▶ Set exercise
Gather every line that includes the word "累计出口", please.

(Saved entries)

__________

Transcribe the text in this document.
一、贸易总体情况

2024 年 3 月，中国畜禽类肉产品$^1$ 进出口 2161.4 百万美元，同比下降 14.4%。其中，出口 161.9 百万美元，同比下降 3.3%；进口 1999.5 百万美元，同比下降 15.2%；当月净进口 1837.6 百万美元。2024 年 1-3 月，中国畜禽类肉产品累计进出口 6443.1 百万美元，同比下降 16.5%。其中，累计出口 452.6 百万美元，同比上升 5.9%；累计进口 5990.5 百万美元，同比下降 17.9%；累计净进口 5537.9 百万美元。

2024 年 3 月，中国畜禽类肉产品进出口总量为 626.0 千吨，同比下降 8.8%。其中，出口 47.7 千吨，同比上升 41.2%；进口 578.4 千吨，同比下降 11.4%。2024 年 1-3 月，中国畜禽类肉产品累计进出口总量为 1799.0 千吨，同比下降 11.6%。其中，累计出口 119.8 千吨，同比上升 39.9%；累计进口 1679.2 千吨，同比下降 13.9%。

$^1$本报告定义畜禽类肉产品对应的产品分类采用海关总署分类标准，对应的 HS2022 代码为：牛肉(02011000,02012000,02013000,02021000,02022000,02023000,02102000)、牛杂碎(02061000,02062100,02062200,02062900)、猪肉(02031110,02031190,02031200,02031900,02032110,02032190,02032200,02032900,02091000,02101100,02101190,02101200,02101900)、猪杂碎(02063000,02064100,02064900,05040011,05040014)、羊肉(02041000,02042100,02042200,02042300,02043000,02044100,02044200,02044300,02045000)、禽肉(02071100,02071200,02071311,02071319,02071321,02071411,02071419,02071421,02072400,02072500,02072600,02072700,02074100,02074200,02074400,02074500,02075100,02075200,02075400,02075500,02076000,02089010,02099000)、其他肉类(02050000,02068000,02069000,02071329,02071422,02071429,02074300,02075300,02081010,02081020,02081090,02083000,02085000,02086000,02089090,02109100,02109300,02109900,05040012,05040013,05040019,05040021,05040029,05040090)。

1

__________

▶ Correct result
2024 年 3 月，中国畜禽类肉产品$^1$ 进出口 2161.4 百万美元，同比下降 14.4%。其中，出口 161.9 百万美元，同比下降 3.3%；进口 1999.5 百万美元，同比下降 15.2%；当月净进口 1837.6 百万美元。2024 年 1-3 月，中国畜禽类肉产品累计进出口 6443.1 百万美元，同比下降 16.5%。其中，累计出口 452.6 百万美元，同比上升 5.9%；累计进口 5990.5 百万美元，同比下降 17.9%；累计净进口 5537.9 百万美元。
2024 年 3 月，中国畜禽类肉产品进出口总量为 626.0 千吨，同比下降 8.8%。其中，出口 47.7 千吨，同比上升 41.2%；进口 578.4 千吨，同比下降 11.4%。2024 年 1-3 月，中国畜禽类肉产品累计进出口总量为 1799.0 千吨，同比下降 11.6%。其中，累计出口 119.8 千吨，同比上升 39.9%；累计进口 1679.2 千吨，同比下降 13.9%。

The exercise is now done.